▶ **WHAT NEEDS TO BE DONE**
Search each line of the data for the word "diminished"; copy every line where it is found.

▶ **DATASET CONTENT**
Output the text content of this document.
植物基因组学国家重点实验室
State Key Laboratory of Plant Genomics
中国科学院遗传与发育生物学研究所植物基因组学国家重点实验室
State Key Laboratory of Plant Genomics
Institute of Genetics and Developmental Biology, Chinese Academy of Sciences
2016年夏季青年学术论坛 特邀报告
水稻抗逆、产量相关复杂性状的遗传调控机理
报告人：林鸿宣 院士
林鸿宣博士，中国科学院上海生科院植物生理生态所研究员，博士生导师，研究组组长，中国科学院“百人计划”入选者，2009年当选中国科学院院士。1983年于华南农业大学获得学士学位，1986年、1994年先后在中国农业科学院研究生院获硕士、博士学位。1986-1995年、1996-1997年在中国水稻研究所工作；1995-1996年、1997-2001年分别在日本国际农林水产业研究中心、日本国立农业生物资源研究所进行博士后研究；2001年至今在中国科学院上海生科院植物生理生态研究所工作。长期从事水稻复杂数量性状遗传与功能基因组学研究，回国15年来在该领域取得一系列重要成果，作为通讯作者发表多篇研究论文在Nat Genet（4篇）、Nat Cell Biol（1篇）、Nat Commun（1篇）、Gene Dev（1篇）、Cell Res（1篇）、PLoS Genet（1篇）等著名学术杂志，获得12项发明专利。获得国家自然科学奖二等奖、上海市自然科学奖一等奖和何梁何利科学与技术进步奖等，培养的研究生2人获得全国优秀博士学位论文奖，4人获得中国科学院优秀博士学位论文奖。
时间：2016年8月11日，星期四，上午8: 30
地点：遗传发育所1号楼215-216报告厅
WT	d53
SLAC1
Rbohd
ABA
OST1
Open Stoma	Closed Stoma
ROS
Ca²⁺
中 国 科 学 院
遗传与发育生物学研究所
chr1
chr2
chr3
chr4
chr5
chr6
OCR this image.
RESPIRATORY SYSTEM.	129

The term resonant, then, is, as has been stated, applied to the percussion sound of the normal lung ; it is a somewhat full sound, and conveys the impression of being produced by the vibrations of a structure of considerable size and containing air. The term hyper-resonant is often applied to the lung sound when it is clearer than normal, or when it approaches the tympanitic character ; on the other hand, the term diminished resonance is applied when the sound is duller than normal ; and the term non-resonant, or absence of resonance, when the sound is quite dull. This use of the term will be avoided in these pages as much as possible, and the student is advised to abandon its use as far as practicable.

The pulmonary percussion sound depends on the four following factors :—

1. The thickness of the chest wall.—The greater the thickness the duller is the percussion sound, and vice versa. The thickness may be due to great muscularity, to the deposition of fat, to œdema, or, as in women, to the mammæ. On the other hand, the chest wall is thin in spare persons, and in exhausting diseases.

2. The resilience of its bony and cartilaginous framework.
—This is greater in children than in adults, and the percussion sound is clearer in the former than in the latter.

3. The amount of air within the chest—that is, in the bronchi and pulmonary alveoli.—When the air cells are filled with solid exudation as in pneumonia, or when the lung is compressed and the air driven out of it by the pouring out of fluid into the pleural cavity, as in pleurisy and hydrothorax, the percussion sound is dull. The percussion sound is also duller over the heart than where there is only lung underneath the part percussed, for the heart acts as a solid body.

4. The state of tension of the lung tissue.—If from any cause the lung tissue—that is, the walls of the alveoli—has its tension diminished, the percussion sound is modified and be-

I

▶ **ANSWER SECTION**
The term resonant, then, is, as has been stated, applied to the percussion sound of the normal lung ; it is a somewhat full sound, and conveys the impression of being produced by the vibrations of a structure of considerable size and containing air. The term hyper-resonant is often applied to the lung sound when it is clearer than normal, or when it approaches the tympanitic character ; on the other hand, the term diminished resonance is applied when the sound is duller than normal ; and the term non-resonant, or absence of resonance, when the sound is quite dull. This use of the term will be avoided in these pages as much as possible, and the student is advised to abandon its use as far as practicable.
4. The state of tension of the lung tissue.—If from any cause the lung tissue—that is, the walls of the alveoli—has its tension diminished, the percussion sound is modified and be-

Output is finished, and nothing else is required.